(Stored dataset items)
+++++

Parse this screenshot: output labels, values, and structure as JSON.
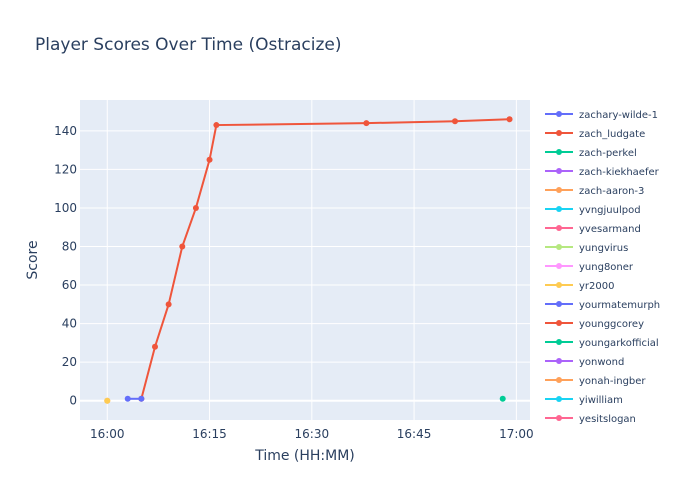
{
  "chart_data": {
    "type": "line",
    "title": "Player Scores Over Time (Ostracize)",
    "xlabel": "Time (HH:MM)",
    "ylabel": "Score",
    "x_range_minutes": [
      -4,
      62
    ],
    "ylim": [
      -10,
      156
    ],
    "x_ticks": [
      {
        "label": "16:00",
        "minutes": 0
      },
      {
        "label": "16:15",
        "minutes": 15
      },
      {
        "label": "16:30",
        "minutes": 30
      },
      {
        "label": "16:45",
        "minutes": 45
      },
      {
        "label": "17:00",
        "minutes": 60
      }
    ],
    "y_ticks": [
      0,
      20,
      40,
      60,
      80,
      100,
      120,
      140
    ],
    "grid": true,
    "legend_position": "right",
    "series": [
      {
        "name": "zachary-wilde-1",
        "color": "#636efa",
        "points": []
      },
      {
        "name": "zach_ludgate",
        "color": "#ef553b",
        "points": [
          [
            "16:05",
            1
          ],
          [
            "16:07",
            28
          ],
          [
            "16:09",
            50
          ],
          [
            "16:11",
            80
          ],
          [
            "16:13",
            100
          ],
          [
            "16:15",
            125
          ],
          [
            "16:16",
            143
          ],
          [
            "16:38",
            144
          ],
          [
            "16:51",
            145
          ],
          [
            "16:59",
            146
          ]
        ]
      },
      {
        "name": "zach-perkel",
        "color": "#00cc96",
        "points": [
          [
            "16:58",
            1
          ]
        ]
      },
      {
        "name": "zach-kiekhaefer",
        "color": "#ab63fa",
        "points": []
      },
      {
        "name": "zach-aaron-3",
        "color": "#ffa15a",
        "points": [
          [
            "16:00",
            0
          ]
        ]
      },
      {
        "name": "yvngjuulpod",
        "color": "#19d3f3",
        "points": []
      },
      {
        "name": "yvesarmand",
        "color": "#ff6692",
        "points": []
      },
      {
        "name": "yungvirus",
        "color": "#b6e880",
        "points": []
      },
      {
        "name": "yung8oner",
        "color": "#ff97ff",
        "points": []
      },
      {
        "name": "yr2000",
        "color": "#fecb52",
        "points": [
          [
            "16:00",
            0
          ]
        ]
      },
      {
        "name": "yourmatemurph",
        "color": "#636efa",
        "points": [
          [
            "16:03",
            1
          ],
          [
            "16:05",
            1
          ]
        ]
      },
      {
        "name": "younggcorey",
        "color": "#ef553b",
        "points": []
      },
      {
        "name": "youngarkofficial",
        "color": "#00cc96",
        "points": []
      },
      {
        "name": "yonwond",
        "color": "#ab63fa",
        "points": []
      },
      {
        "name": "yonah-ingber",
        "color": "#ffa15a",
        "points": []
      },
      {
        "name": "yiwilliam",
        "color": "#19d3f3",
        "points": []
      },
      {
        "name": "yesitslogan",
        "color": "#ff6692",
        "points": []
      }
    ]
  }
}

+++++

*WHAT THE EXERCISE ASKS*: Could you set down the records above exactly, skipping any picture?

*EXPECTED ANSWER*:
Parse this screenshot: output labels, values, and structure as JSON.
{
  "chart_data": {
    "type": "line",
    "title": "Player Scores Over Time (Ostracize)",
    "xlabel": "Time (HH:MM)",
    "ylabel": "Score",
    "x_range_minutes": [
      -4,
      62
    ],
    "ylim": [
      -10,
      156
    ],
    "x_ticks": [
      {
        "label": "16:00",
        "minutes": 0
      },
      {
        "label": "16:15",
        "minutes": 15
      },
      {
        "label": "16:30",
        "minutes": 30
      },
      {
        "label": "16:45",
        "minutes": 45
      },
      {
        "label": "17:00",
        "minutes": 60
      }
    ],
    "y_ticks": [
      0,
      20,
      40,
      60,
      80,
      100,
      120,
      140
    ],
    "grid": true,
    "legend_position": "right",
    "series": [
      {
        "name": "zachary-wilde-1",
        "color": "#636efa",
        "points": []
      },
      {
        "name": "zach_ludgate",
        "color": "#ef553b",
        "points": [
          [
            "16:05",
            1
          ],
          [
            "16:07",
            28
          ],
          [
            "16:09",
            50
          ],
          [
            "16:11",
            80
          ],
          [
            "16:13",
            100
          ],
          [
            "16:15",
            125
          ],
          [
            "16:16",
            143
          ],
          [
            "16:38",
            144
          ],
          [
            "16:51",
            145
          ],
          [
            "16:59",
            146
          ]
        ]
      },
      {
        "name": "zach-perkel",
        "color": "#00cc96",
        "points": [
          [
            "16:58",
            1
          ]
        ]
      },
      {
        "name": "zach-kiekhaefer",
        "color": "#ab63fa",
        "points": []
      },
      {
        "name": "zach-aaron-3",
        "color": "#ffa15a",
        "points": [
          [
            "16:00",
            0
          ]
        ]
      },
      {
        "name": "yvngjuulpod",
        "color": "#19d3f3",
        "points": []
      },
      {
        "name": "yvesarmand",
        "color": "#ff6692",
        "points": []
      },
      {
        "name": "yungvirus",
        "color": "#b6e880",
        "points": []
      },
      {
        "name": "yung8oner",
        "color": "#ff97ff",
        "points": []
      },
      {
        "name": "yr2000",
        "color": "#fecb52",
        "points": [
          [
            "16:00",
            0
          ]
        ]
      },
      {
        "name": "yourmatemurph",
        "color": "#636efa",
        "points": [
          [
            "16:03",
            1
          ],
          [
            "16:05",
            1
          ]
        ]
      },
      {
        "name": "younggcorey",
        "color": "#ef553b",
        "points": []
      },
      {
        "name": "youngarkofficial",
        "color": "#00cc96",
        "points": []
      },
      {
        "name": "yonwond",
        "color": "#ab63fa",
        "points": []
      },
      {
        "name": "yonah-ingber",
        "color": "#ffa15a",
        "points": []
      },
      {
        "name": "yiwilliam",
        "color": "#19d3f3",
        "points": []
      },
      {
        "name": "yesitslogan",
        "color": "#ff6692",
        "points": []
      }
    ]
  }
}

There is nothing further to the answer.